REQUIREMENT →
Every line of the material below should be repeated exactly.

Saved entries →
--------------------------------

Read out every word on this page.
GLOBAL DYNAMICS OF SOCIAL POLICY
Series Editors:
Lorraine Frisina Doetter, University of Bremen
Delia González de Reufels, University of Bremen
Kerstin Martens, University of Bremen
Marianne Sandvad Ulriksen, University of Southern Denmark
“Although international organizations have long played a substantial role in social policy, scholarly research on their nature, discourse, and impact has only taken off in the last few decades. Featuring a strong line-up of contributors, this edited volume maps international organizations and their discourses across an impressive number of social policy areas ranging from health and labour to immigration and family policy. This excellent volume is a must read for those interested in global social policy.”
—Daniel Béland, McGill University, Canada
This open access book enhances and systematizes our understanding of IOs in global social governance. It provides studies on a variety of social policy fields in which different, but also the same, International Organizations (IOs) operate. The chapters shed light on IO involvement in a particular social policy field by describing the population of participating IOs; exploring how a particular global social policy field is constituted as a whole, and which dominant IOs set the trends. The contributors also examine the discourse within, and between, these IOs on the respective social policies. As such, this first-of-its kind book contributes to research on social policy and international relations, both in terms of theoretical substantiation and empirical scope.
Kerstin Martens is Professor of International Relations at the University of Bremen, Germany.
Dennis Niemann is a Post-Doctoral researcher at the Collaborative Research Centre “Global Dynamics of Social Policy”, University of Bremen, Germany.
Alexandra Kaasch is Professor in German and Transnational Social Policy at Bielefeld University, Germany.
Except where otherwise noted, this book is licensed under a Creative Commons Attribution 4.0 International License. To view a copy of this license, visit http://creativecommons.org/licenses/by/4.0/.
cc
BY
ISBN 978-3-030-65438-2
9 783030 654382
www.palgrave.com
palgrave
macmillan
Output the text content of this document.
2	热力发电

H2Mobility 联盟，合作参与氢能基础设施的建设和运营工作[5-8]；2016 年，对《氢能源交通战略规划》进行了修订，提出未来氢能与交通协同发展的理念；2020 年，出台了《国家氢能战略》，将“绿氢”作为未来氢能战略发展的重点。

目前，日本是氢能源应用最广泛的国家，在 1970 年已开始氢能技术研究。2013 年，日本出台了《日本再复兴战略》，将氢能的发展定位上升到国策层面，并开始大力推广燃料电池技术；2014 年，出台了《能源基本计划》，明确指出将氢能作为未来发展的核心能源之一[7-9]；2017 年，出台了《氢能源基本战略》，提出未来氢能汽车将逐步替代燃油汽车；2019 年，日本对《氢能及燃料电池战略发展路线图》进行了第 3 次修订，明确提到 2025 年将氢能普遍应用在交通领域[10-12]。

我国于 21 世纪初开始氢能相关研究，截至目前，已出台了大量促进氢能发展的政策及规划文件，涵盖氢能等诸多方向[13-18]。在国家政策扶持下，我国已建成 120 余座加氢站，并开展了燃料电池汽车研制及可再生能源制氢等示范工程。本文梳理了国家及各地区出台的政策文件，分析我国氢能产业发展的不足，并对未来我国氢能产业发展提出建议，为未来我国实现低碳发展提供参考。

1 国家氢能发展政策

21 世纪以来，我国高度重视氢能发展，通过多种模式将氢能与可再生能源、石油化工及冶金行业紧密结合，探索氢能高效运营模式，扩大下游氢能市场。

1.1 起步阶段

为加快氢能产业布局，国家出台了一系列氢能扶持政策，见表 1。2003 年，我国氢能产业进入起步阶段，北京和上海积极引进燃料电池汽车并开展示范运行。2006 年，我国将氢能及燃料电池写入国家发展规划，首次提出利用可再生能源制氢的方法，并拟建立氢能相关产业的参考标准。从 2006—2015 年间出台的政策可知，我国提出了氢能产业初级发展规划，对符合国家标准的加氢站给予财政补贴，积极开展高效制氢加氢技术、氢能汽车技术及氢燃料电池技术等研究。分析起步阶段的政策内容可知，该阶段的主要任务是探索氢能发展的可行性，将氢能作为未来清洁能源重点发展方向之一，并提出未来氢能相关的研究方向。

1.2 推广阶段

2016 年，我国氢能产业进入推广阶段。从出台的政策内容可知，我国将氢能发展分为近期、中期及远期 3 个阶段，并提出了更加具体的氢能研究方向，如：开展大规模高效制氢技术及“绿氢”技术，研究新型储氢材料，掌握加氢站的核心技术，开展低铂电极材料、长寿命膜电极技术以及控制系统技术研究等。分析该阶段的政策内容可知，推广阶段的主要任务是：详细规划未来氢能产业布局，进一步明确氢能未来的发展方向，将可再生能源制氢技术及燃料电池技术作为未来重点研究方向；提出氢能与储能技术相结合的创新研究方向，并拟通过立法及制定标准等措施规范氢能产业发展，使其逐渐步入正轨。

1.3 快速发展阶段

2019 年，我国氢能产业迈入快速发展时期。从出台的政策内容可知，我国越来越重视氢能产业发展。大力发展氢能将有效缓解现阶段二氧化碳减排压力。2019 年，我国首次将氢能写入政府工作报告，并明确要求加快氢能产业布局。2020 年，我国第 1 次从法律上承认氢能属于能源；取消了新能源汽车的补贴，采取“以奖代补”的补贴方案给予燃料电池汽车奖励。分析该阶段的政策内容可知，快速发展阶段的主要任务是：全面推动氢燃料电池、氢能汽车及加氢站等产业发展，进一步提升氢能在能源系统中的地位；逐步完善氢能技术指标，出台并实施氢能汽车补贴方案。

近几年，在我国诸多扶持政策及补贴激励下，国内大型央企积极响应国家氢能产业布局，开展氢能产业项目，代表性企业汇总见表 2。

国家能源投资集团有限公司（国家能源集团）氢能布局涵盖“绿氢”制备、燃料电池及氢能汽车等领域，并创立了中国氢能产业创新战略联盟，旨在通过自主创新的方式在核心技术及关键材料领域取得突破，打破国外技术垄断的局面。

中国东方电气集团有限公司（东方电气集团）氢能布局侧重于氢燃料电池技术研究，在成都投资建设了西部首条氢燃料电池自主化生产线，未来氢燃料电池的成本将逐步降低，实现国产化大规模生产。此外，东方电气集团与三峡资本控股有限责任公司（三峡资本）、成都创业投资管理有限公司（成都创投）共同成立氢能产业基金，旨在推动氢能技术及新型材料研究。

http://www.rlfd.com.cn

--------------------------------

SOLVED EXERCISE →
Read out every word on this page.
GLOBAL DYNAMICS OF SOCIAL POLICY
Series Editors:
Lorraine Frisina Doetter, University of Bremen
Delia González de Reufels, University of Bremen
Kerstin Martens, University of Bremen
Marianne Sandvad Ulriksen, University of Southern Denmark
“Although international organizations have long played a substantial role in social policy, scholarly research on their nature, discourse, and impact has only taken off in the last few decades. Featuring a strong line-up of contributors, this edited volume maps international organizations and their discourses across an impressive number of social policy areas ranging from health and labour to immigration and family policy. This excellent volume is a must read for those interested in global social policy.”
—Daniel Béland, McGill University, Canada
This open access book enhances and systematizes our understanding of IOs in global social governance. It provides studies on a variety of social policy fields in which different, but also the same, International Organizations (IOs) operate. The chapters shed light on IO involvement in a particular social policy field by describing the population of participating IOs; exploring how a particular global social policy field is constituted as a whole, and which dominant IOs set the trends. The contributors also examine the discourse within, and between, these IOs on the respective social policies. As such, this first-of-its kind book contributes to research on social policy and international relations, both in terms of theoretical substantiation and empirical scope.
Kerstin Martens is Professor of International Relations at the University of Bremen, Germany.
Dennis Niemann is a Post-Doctoral researcher at the Collaborative Research Centre “Global Dynamics of Social Policy”, University of Bremen, Germany.
Alexandra Kaasch is Professor in German and Transnational Social Policy at Bielefeld University, Germany.
Except where otherwise noted, this book is licensed under a Creative Commons Attribution 4.0 International License. To view a copy of this license, visit http://creativecommons.org/licenses/by/4.0/.
cc
BY
ISBN 978-3-030-65438-2
9 783030 654382
www.palgrave.com
palgrave
macmillan
Output the text content of this document.
2	热力发电

H2Mobility 联盟，合作参与氢能基础设施的建设和运营工作[5-8]；2016 年，对《氢能源交通战略规划》进行了修订，提出未来氢能与交通协同发展的理念；2020 年，出台了《国家氢能战略》，将“绿氢”作为未来氢能战略发展的重点。

目前，日本是氢能源应用最广泛的国家，在 1970 年已开始氢能技术研究。2013 年，日本出台了《日本再复兴战略》，将氢能的发展定位上升到国策层面，并开始大力推广燃料电池技术；2014 年，出台了《能源基本计划》，明确指出将氢能作为未来发展的核心能源之一[7-9]；2017 年，出台了《氢能源基本战略》，提出未来氢能汽车将逐步替代燃油汽车；2019 年，日本对《氢能及燃料电池战略发展路线图》进行了第 3 次修订，明确提到 2025 年将氢能普遍应用在交通领域[10-12]。

我国于 21 世纪初开始氢能相关研究，截至目前，已出台了大量促进氢能发展的政策及规划文件，涵盖氢能等诸多方向[13-18]。在国家政策扶持下，我国已建成 120 余座加氢站，并开展了燃料电池汽车研制及可再生能源制氢等示范工程。本文梳理了国家及各地区出台的政策文件，分析我国氢能产业发展的不足，并对未来我国氢能产业发展提出建议，为未来我国实现低碳发展提供参考。

1 国家氢能发展政策

21 世纪以来，我国高度重视氢能发展，通过多种模式将氢能与可再生能源、石油化工及冶金行业紧密结合，探索氢能高效运营模式，扩大下游氢能市场。

1.1 起步阶段

为加快氢能产业布局，国家出台了一系列氢能扶持政策，见表 1。2003 年，我国氢能产业进入起步阶段，北京和上海积极引进燃料电池汽车并开展示范运行。2006 年，我国将氢能及燃料电池写入国家发展规划，首次提出利用可再生能源制氢的方法，并拟建立氢能相关产业的参考标准。从 2006—2015 年间出台的政策可知，我国提出了氢能产业初级发展规划，对符合国家标准的加氢站给予财政补贴，积极开展高效制氢加氢技术、氢能汽车技术及氢燃料电池技术等研究。分析起步阶段的政策内容可知，该阶段的主要任务是探索氢能发展的可行性，将氢能作为未来清洁能源重点发展方向之一，并提出未来氢能相关的研究方向。

1.2 推广阶段

2016 年，我国氢能产业进入推广阶段。从出台的政策内容可知，我国将氢能发展分为近期、中期及远期 3 个阶段，并提出了更加具体的氢能研究方向，如：开展大规模高效制氢技术及“绿氢”技术，研究新型储氢材料，掌握加氢站的核心技术，开展低铂电极材料、长寿命膜电极技术以及控制系统技术研究等。分析该阶段的政策内容可知，推广阶段的主要任务是：详细规划未来氢能产业布局，进一步明确氢能未来的发展方向，将可再生能源制氢技术及燃料电池技术作为未来重点研究方向；提出氢能与储能技术相结合的创新研究方向，并拟通过立法及制定标准等措施规范氢能产业发展，使其逐渐步入正轨。

1.3 快速发展阶段

2019 年，我国氢能产业迈入快速发展时期。从出台的政策内容可知，我国越来越重视氢能产业发展。大力发展氢能将有效缓解现阶段二氧化碳减排压力。2019 年，我国首次将氢能写入政府工作报告，并明确要求加快氢能产业布局。2020 年，我国第 1 次从法律上承认氢能属于能源；取消了新能源汽车的补贴，采取“以奖代补”的补贴方案给予燃料电池汽车奖励。分析该阶段的政策内容可知，快速发展阶段的主要任务是：全面推动氢燃料电池、氢能汽车及加氢站等产业发展，进一步提升氢能在能源系统中的地位；逐步完善氢能技术指标，出台并实施氢能汽车补贴方案。

近几年，在我国诸多扶持政策及补贴激励下，国内大型央企积极响应国家氢能产业布局，开展氢能产业项目，代表性企业汇总见表 2。

国家能源投资集团有限公司（国家能源集团）氢能布局涵盖“绿氢”制备、燃料电池及氢能汽车等领域，并创立了中国氢能产业创新战略联盟，旨在通过自主创新的方式在核心技术及关键材料领域取得突破，打破国外技术垄断的局面。

中国东方电气集团有限公司（东方电气集团）氢能布局侧重于氢燃料电池技术研究，在成都投资建设了西部首条氢燃料电池自主化生产线，未来氢燃料电池的成本将逐步降低，实现国产化大规模生产。此外，东方电气集团与三峡资本控股有限责任公司（三峡资本）、成都创业投资管理有限公司（成都创投）共同成立氢能产业基金，旨在推动氢能技术及新型材料研究。

http://www.rlfd.com.cn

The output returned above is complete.